## start Data shown

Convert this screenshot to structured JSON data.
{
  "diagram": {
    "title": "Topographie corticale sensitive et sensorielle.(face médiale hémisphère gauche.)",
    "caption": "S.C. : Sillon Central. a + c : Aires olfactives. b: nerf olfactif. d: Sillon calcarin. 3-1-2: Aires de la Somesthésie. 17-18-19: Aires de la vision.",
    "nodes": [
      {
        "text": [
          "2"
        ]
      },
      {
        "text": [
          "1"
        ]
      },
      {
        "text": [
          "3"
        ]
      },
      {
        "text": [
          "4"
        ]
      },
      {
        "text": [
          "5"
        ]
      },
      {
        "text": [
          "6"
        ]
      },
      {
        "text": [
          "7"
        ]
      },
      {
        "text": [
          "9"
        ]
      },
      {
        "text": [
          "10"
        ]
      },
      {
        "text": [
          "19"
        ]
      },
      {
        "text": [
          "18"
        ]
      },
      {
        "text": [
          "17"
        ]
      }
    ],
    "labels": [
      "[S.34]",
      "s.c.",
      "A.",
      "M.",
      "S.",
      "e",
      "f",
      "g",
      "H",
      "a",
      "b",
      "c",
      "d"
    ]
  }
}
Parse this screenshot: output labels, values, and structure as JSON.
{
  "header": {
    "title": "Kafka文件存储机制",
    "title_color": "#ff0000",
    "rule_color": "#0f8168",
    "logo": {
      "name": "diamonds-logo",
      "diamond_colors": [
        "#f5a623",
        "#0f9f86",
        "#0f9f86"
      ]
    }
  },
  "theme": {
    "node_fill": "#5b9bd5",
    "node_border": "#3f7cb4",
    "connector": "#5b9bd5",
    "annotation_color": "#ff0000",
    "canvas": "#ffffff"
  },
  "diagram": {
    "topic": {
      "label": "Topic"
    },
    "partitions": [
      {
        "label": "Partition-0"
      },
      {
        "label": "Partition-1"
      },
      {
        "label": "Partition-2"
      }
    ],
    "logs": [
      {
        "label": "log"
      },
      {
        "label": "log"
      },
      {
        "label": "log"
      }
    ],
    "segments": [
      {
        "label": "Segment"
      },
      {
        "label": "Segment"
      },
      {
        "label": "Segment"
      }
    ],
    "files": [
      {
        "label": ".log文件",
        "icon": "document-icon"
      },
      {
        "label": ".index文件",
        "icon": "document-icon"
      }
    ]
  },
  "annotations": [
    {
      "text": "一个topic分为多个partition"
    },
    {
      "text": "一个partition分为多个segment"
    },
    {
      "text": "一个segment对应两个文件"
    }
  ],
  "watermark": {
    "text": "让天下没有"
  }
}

## end Data shown

> Exercise prompt
Return nothing except the number of lines that include the string "labels".

> Full response
2